**Short exercise**
Find the word "Республики" in the records below. List each line containing it.

**Supplied records**
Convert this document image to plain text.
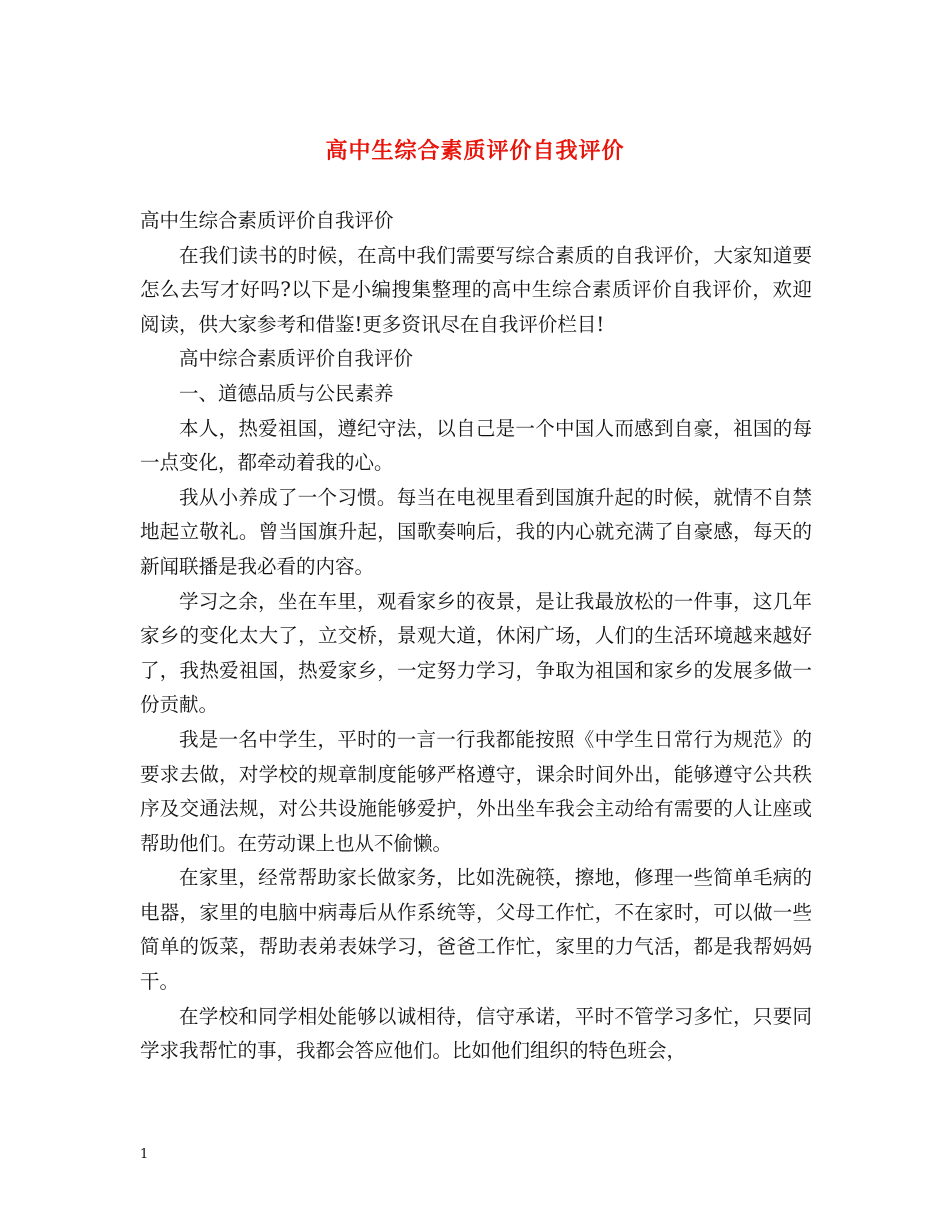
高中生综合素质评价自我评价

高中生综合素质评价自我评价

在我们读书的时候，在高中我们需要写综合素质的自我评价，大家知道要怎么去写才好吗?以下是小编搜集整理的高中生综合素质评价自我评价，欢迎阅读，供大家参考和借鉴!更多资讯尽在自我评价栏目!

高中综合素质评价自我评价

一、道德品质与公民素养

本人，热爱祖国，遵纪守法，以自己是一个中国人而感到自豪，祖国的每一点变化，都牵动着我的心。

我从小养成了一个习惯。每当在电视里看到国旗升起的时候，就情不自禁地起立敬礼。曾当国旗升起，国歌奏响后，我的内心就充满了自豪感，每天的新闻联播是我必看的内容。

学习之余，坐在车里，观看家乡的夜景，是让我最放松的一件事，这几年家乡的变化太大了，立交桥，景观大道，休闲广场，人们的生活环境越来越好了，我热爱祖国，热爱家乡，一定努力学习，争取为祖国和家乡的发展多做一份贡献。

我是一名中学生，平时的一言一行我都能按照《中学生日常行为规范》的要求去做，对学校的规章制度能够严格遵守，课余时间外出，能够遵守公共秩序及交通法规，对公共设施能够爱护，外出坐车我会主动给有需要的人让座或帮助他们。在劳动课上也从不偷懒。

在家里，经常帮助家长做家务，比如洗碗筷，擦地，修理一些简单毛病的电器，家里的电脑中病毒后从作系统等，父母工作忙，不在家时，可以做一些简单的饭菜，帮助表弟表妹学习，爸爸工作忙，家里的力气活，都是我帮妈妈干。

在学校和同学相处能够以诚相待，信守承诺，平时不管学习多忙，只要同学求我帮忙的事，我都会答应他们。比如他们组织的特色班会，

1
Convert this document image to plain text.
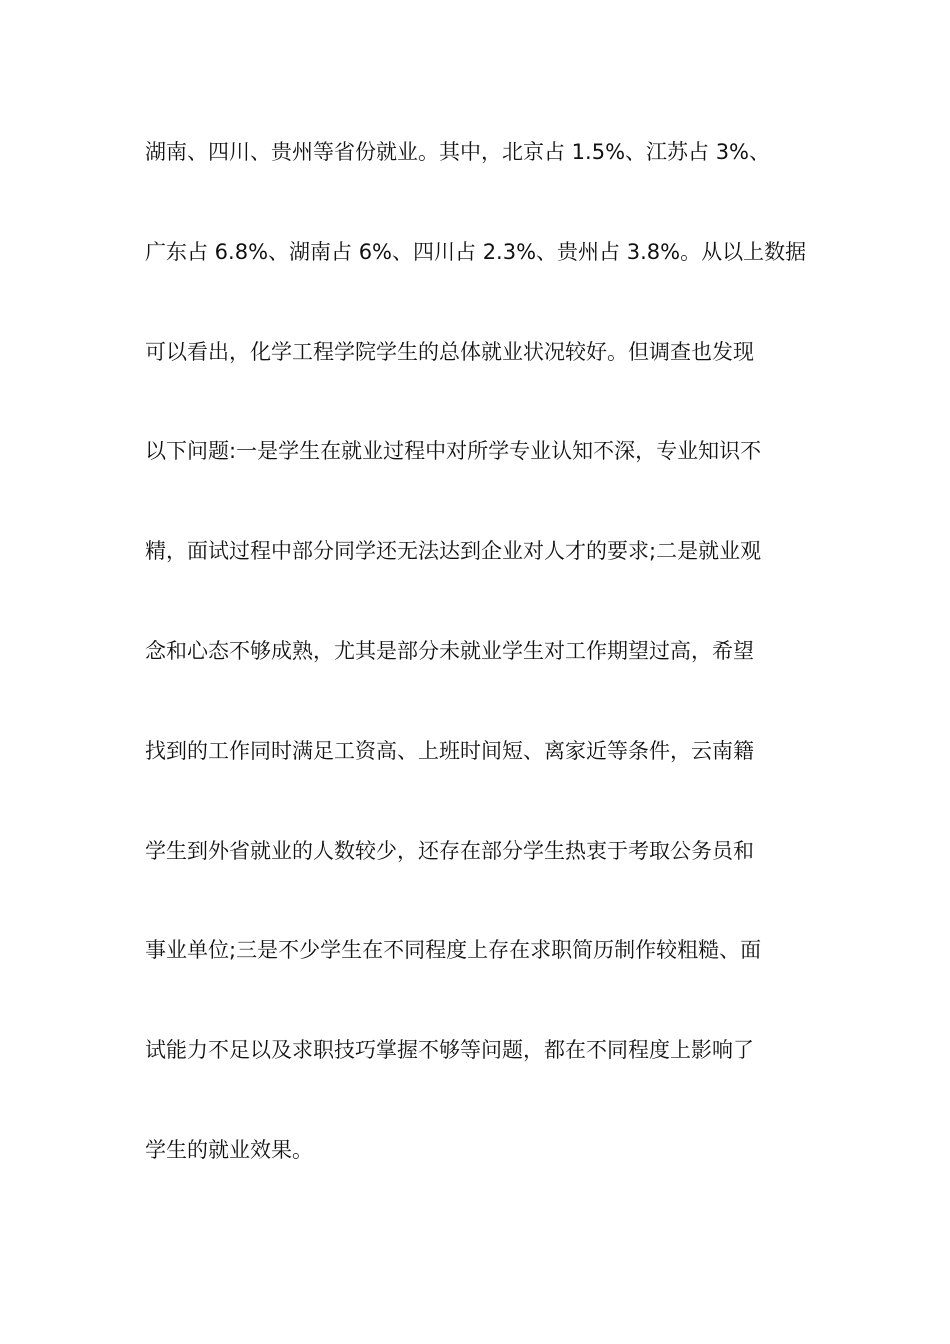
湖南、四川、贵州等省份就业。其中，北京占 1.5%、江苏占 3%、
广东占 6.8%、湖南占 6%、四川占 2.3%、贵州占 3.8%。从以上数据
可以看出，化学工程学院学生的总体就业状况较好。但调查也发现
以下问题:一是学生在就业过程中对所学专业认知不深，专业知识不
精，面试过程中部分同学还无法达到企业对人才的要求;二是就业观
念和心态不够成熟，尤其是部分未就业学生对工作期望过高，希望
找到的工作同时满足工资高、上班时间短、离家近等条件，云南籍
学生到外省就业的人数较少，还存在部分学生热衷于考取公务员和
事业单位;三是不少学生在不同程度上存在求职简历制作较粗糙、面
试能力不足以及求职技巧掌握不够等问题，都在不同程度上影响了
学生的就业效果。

==

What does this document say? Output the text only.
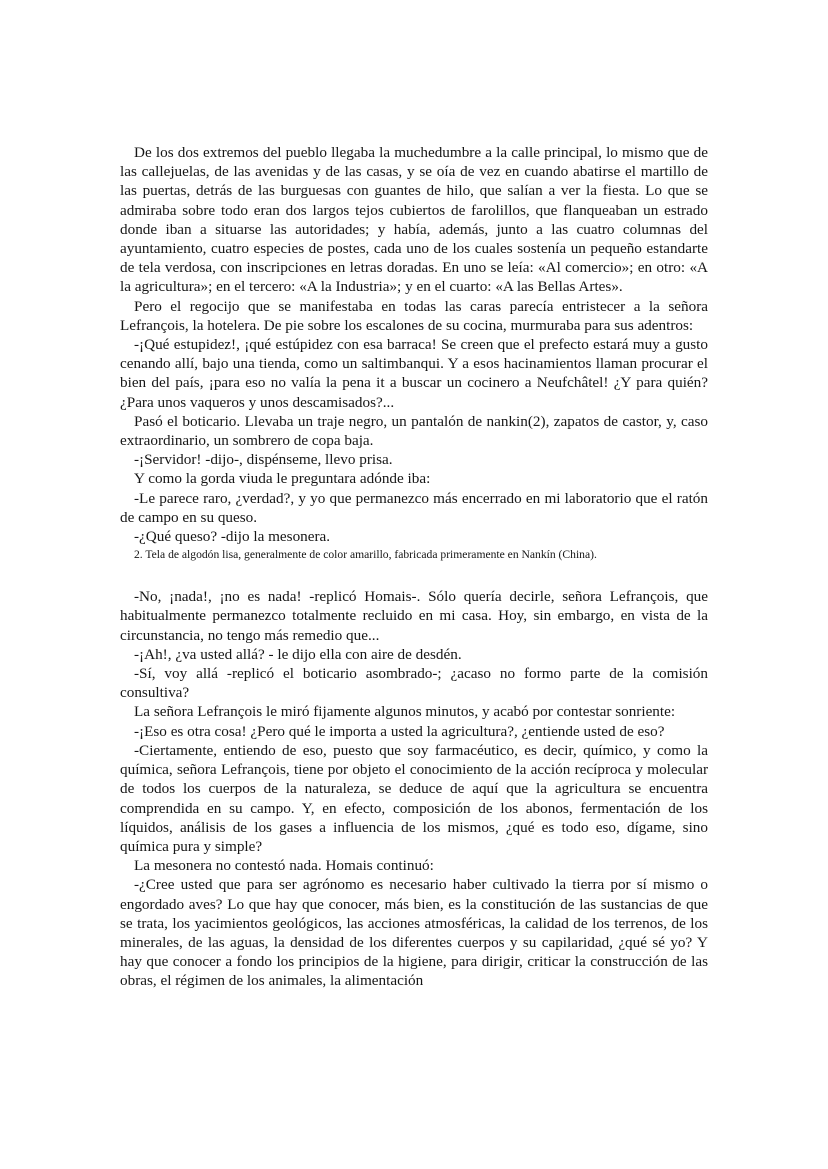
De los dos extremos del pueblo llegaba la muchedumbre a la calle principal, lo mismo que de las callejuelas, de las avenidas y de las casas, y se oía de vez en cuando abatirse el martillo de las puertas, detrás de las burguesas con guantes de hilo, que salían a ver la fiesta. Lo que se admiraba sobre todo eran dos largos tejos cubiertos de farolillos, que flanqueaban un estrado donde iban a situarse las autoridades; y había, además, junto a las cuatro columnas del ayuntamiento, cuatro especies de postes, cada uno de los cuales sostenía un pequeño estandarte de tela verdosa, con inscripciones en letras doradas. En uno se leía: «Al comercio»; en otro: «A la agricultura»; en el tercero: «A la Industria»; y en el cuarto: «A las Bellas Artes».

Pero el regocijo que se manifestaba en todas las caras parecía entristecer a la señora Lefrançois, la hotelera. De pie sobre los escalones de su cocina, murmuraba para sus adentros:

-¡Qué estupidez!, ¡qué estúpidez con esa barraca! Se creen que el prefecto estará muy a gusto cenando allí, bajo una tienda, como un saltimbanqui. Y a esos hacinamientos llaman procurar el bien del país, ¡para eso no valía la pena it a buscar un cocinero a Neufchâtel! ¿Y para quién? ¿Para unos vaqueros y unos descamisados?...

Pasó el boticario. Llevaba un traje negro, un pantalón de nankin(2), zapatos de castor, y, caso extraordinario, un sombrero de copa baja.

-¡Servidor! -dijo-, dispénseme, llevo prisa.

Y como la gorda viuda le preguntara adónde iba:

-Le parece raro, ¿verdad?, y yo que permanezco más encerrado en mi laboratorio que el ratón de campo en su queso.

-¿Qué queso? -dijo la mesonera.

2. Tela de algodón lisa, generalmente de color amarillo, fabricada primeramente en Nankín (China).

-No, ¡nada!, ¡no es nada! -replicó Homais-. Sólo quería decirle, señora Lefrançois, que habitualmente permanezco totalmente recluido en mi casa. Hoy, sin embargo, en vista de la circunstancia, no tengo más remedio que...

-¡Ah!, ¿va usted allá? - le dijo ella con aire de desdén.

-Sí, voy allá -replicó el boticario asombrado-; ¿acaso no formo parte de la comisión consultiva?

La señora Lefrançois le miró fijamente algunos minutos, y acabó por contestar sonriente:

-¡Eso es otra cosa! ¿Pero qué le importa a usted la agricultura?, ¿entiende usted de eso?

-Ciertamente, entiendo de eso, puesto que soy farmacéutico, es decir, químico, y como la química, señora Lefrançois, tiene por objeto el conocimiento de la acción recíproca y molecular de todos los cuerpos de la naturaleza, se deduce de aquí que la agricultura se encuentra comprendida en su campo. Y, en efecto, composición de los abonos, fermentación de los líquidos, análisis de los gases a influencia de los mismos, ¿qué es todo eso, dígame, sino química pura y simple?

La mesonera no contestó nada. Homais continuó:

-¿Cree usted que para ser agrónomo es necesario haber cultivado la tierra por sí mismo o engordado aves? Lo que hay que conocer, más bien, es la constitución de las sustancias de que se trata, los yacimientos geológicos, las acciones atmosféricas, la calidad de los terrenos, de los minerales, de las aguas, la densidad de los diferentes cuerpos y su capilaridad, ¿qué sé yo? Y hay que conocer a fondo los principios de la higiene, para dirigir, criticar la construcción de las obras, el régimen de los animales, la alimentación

--

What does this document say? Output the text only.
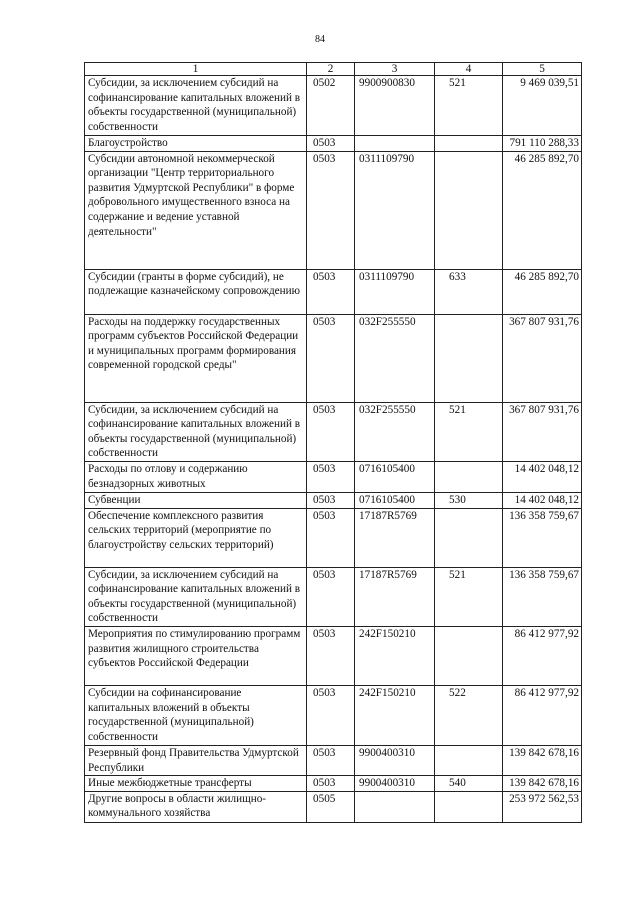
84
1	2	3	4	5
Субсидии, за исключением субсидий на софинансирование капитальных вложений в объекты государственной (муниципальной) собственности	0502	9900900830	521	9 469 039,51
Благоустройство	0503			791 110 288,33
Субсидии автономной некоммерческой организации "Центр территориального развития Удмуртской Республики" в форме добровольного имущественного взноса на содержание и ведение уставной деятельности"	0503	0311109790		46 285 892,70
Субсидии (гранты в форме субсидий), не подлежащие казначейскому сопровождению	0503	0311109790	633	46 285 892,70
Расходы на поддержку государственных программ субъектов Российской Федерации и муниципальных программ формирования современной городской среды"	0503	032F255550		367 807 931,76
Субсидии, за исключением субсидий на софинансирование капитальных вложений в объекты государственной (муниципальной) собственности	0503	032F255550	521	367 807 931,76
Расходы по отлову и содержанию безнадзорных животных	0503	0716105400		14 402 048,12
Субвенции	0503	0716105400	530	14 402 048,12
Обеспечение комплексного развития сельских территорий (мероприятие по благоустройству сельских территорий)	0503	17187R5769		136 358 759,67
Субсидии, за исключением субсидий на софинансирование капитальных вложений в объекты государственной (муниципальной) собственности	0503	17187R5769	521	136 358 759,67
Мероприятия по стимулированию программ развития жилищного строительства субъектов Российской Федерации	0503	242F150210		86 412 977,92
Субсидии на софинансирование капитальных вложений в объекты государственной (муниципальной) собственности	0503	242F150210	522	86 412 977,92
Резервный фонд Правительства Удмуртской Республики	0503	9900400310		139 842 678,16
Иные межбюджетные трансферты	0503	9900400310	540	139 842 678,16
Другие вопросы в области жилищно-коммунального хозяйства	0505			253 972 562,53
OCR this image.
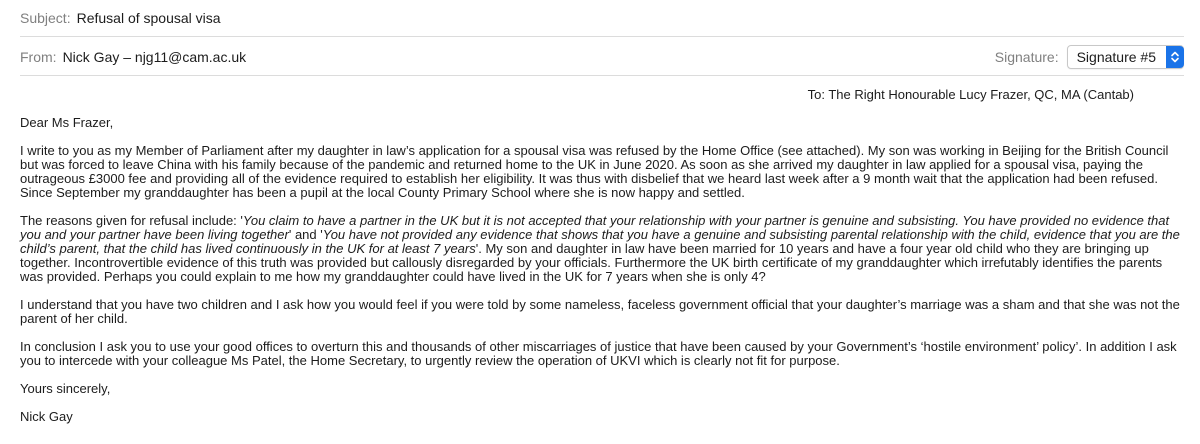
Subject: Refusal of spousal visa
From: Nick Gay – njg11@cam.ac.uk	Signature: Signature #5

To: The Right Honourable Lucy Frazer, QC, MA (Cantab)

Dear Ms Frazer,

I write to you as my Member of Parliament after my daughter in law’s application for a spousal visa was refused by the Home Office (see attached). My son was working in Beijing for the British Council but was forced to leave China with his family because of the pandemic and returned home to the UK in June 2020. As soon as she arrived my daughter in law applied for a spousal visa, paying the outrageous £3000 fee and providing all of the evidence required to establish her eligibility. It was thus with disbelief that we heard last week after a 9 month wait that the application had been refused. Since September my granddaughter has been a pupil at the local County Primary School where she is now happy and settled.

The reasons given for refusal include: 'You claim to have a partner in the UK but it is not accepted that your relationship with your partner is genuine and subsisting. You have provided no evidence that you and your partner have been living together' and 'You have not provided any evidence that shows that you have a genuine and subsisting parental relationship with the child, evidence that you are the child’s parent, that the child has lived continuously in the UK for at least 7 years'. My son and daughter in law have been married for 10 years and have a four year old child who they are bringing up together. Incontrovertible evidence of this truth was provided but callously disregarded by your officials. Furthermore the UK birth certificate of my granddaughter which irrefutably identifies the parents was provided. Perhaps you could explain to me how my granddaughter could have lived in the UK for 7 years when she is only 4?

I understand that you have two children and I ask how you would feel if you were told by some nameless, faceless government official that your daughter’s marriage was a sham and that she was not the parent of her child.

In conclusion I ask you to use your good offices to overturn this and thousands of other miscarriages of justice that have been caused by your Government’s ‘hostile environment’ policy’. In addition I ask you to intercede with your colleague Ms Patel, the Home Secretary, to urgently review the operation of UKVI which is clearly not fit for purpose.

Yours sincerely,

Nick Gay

**Written solution**
Субсидии автономной некоммерческой организации "Центр территориального развития Удмуртской Республики" в форме добровольного имущественного взноса на содержание и ведение уставной деятельности"	0503	0311109790		46 285 892,70
Резервный фонд Правительства Удмуртской Республики	0503	9900400310		139 842 678,16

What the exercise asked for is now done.